• **GOAL**: The listing below must be repeated word for word, with its images excluded.

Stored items
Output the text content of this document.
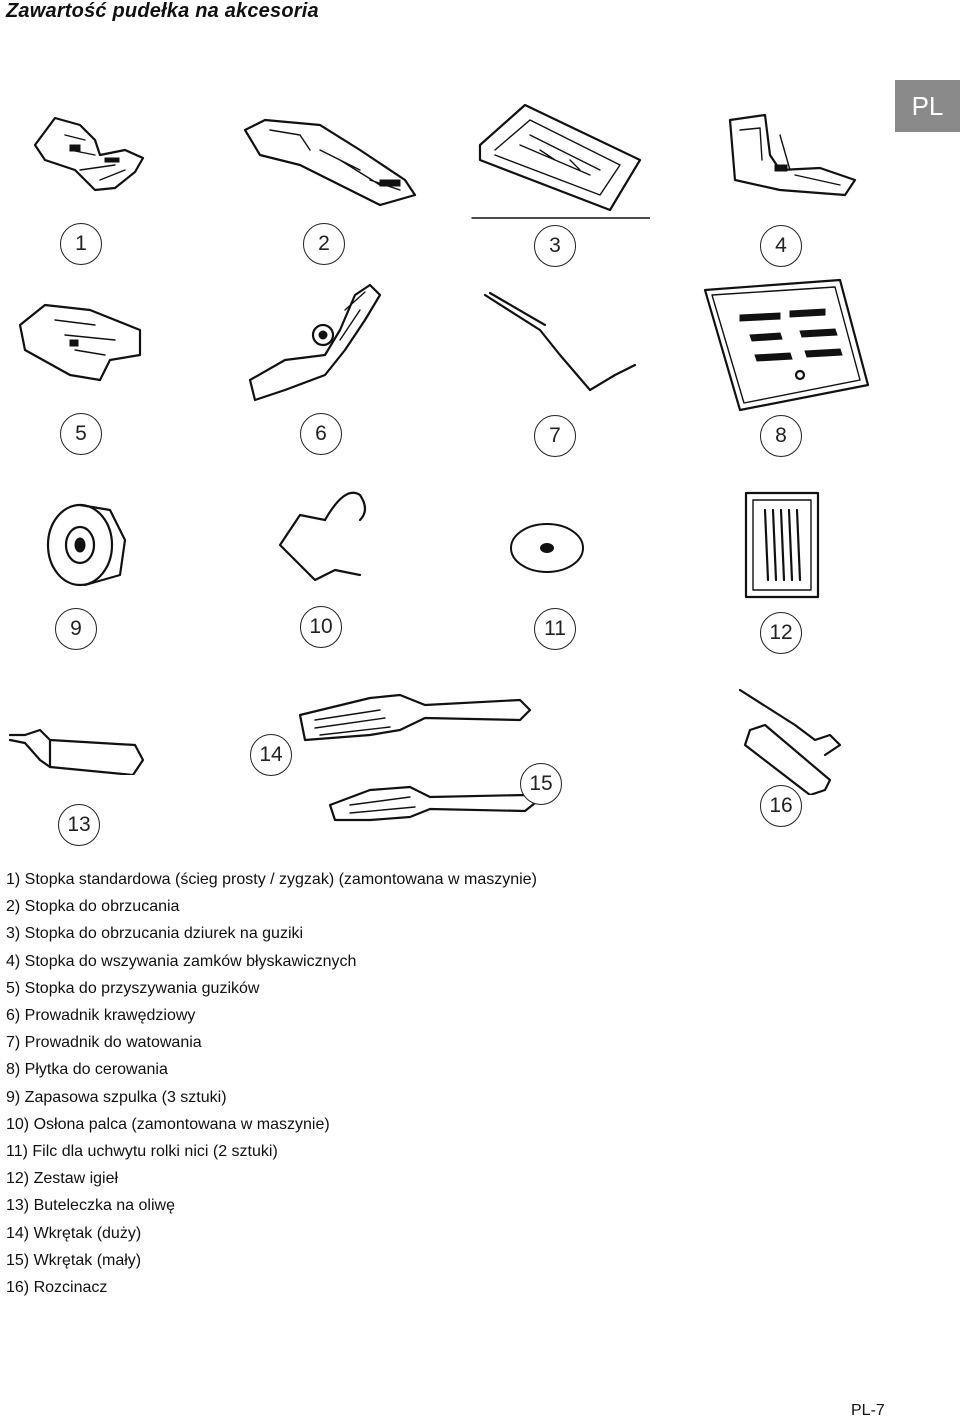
Zawartość pudełka na akcesoria
PL
1	2	3	4
5	6	7	8
9	10	11	12
13
14
15
16
1) Stopka standardowa (ścieg prosty / zygzak) (zamontowana w maszynie)
2) Stopka do obrzucania
3) Stopka do obrzucania dziurek na guziki
4) Stopka do wszywania zamków błyskawicznych
5) Stopka do przyszywania guzików
6) Prowadnik krawędziowy
7) Prowadnik do watowania
8) Płytka do cerowania
9) Zapasowa szpulka (3 sztuki)
10) Osłona palca (zamontowana w maszynie)
11) Filc dla uchwytu rolki nici (2 sztuki)
12) Zestaw igieł
13) Buteleczka na oliwę
14) Wkrętak (duży)
15) Wkrętak (mały)
16) Rozcinacz
PL-7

• **SOLUTION FOR THIS TASK**:
Output the text content of this document.
Zawartość pudełka na akcesoria
PL
1	2	3	4
5	6	7	8
9	10	11	12
13
14
15
16
1) Stopka standardowa (ścieg prosty / zygzak) (zamontowana w maszynie)
2) Stopka do obrzucania
3) Stopka do obrzucania dziurek na guziki
4) Stopka do wszywania zamków błyskawicznych
5) Stopka do przyszywania guzików
6) Prowadnik krawędziowy
7) Prowadnik do watowania
8) Płytka do cerowania
9) Zapasowa szpulka (3 sztuki)
10) Osłona palca (zamontowana w maszynie)
11) Filc dla uchwytu rolki nici (2 sztuki)
12) Zestaw igieł
13) Buteleczka na oliwę
14) Wkrętak (duży)
15) Wkrętak (mały)
16) Rozcinacz
PL-7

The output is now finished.